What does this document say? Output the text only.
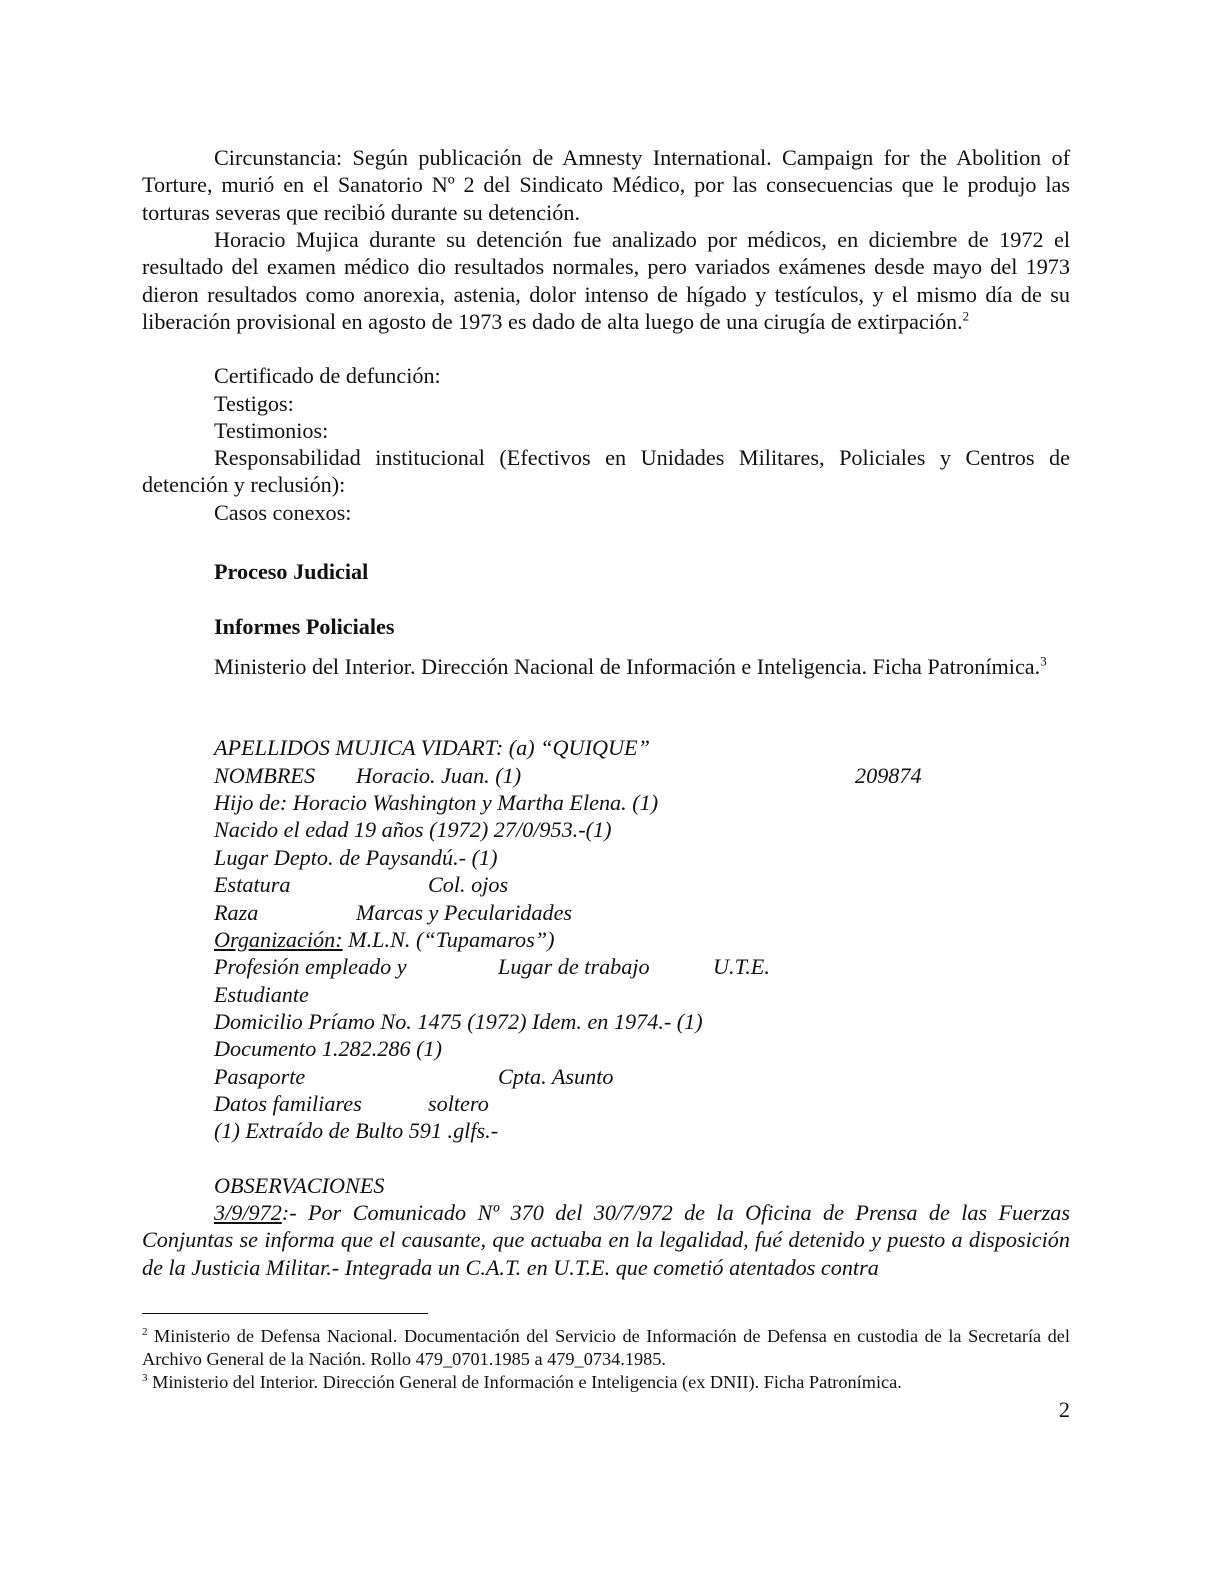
Circunstancia: Según publicación de Amnesty International. Campaign for the Abolition of Torture, murió en el Sanatorio Nº 2 del Sindicato Médico, por las consecuencias que le produjo las torturas severas que recibió durante su detención.

Horacio Mujica durante su detención fue analizado por médicos, en diciembre de 1972 el resultado del examen médico dio resultados normales, pero variados exámenes desde mayo del 1973 dieron resultados como anorexia, astenia, dolor intenso de hígado y testículos, y el mismo día de su liberación provisional en agosto de 1973 es dado de alta luego de una cirugía de extirpación.$^2$

Certificado de defunción:

Testigos:

Testimonios:

Responsabilidad institucional (Efectivos en Unidades Militares, Policiales y Centros de detención y reclusión):

Casos conexos:

Proceso Judicial

Informes Policiales

Ministerio del Interior. Dirección Nacional de Información e Inteligencia. Ficha Patronímica.$^3$

APELLIDOS MUJICA VIDART: (a) “QUIQUE”

NOMBRES Horacio. Juan. (1)	209874

Hijo de: Horacio Washington y Martha Elena. (1)

Nacido el edad 19 años (1972) 27/0/953.-(1)

Lugar Depto. de Paysandú.- (1)

Estatura	Col. ojos

Raza	Marcas y Pecularidades

Organización: M.L.N. (“Tupamaros”)

Profesión empleado y	Lugar de trabajo	U.T.E.

Estudiante

Domicilio Príamo No. 1475 (1972) Idem. en 1974.- (1)

Documento 1.282.286 (1)

Pasaporte	Cpta. Asunto

Datos familiares	soltero

(1) Extraído de Bulto 591 .glfs.-

OBSERVACIONES

3/9/972:- Por Comunicado Nº 370 del 30/7/972 de la Oficina de Prensa de las Fuerzas Conjuntas se informa que el causante, que actuaba en la legalidad, fué detenido y puesto a disposición de la Justicia Militar.- Integrada un C.A.T. en U.T.E. que cometió atentados contra

$^2$ Ministerio de Defensa Nacional. Documentación del Servicio de Información de Defensa en custodia de la Secretaría del Archivo General de la Nación. Rollo 479_0701.1985 a 479_0734.1985.

$^3$ Ministerio del Interior. Dirección General de Información e Inteligencia (ex DNII). Ficha Patronímica.

2
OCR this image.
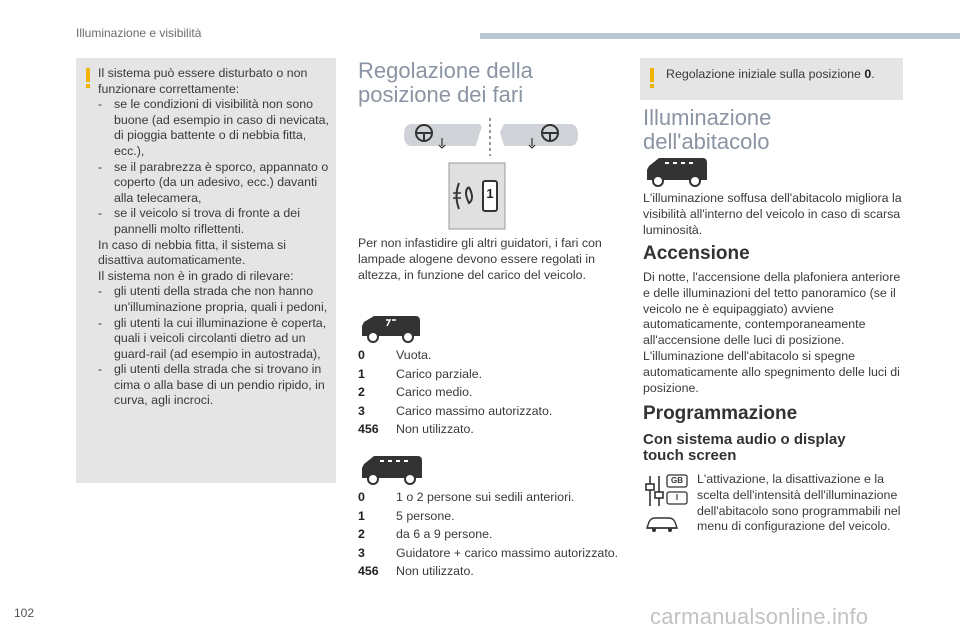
Illuminazione e visibilità

Il sistema può essere disturbato o non funzionare correttamente:

- se le condizioni di visibilità non sono buone (ad esempio in caso di nevicata, di pioggia battente o di nebbia fitta, ecc.),

- se il parabrezza è sporco, appannato o coperto (da un adesivo, ecc.) davanti alla telecamera,

- se il veicolo si trova di fronte a dei pannelli molto riflettenti.

In caso di nebbia fitta, il sistema si disattiva automaticamente.

Il sistema non è in grado di rilevare:

- gli utenti della strada che non hanno un'illuminazione propria, quali i pedoni,

- gli utenti la cui illuminazione è coperta, quali i veicoli circolanti dietro ad un guard-rail (ad esempio in autostrada),

- gli utenti della strada che si trovano in cima o alla base di un pendio ripido, in curva, agli incroci.

Regolazione della
posizione dei fari
1

Per non infastidire gli altri guidatori, i fari con lampade alogene devono essere regolati in altezza, in funzione del carico del veicolo.

0	Vuota.
1	Carico parziale.
2	Carico medio.
3	Carico massimo autorizzato.
456	Non utilizzato.
0	1 o 2 persone sui sedili anteriori.
1	5 persone.
2	da 6 a 9 persone.
3	Guidatore + carico massimo autorizzato.
456	Non utilizzato.
Regolazione iniziale sulla posizione 0.
Illuminazione
dell'abitacolo

L'illuminazione soffusa dell'abitacolo migliora la visibilità all'interno del veicolo in caso di scarsa luminosità.

Accensione

Di notte, l'accensione della plafoniera anteriore e delle illuminazioni del tetto panoramico (se il veicolo ne è equipaggiato) avviene automaticamente, contemporaneamente all'accensione delle luci di posizione. L'illuminazione dell'abitacolo si spegne automaticamente allo spegnimento delle luci di posizione.

Programmazione
Con sistema audio o display
touch screen
GB
I

L'attivazione, la disattivazione e la scelta dell'intensità dell'illuminazione dell'abitacolo sono programmabili nel menu di configurazione del veicolo.

102	carmanualsonline.info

----------

### TO DO
Pull every line containing "visibilità" out of the records.

### WRITTEN ANSWER
Illuminazione e visibilità
- se le condizioni di visibilità non sono buone (ad esempio in caso di nevicata, di pioggia battente o di nebbia fitta, ecc.),
L'illuminazione soffusa dell'abitacolo migliora la visibilità all'interno del veicolo in caso di scarsa luminosità.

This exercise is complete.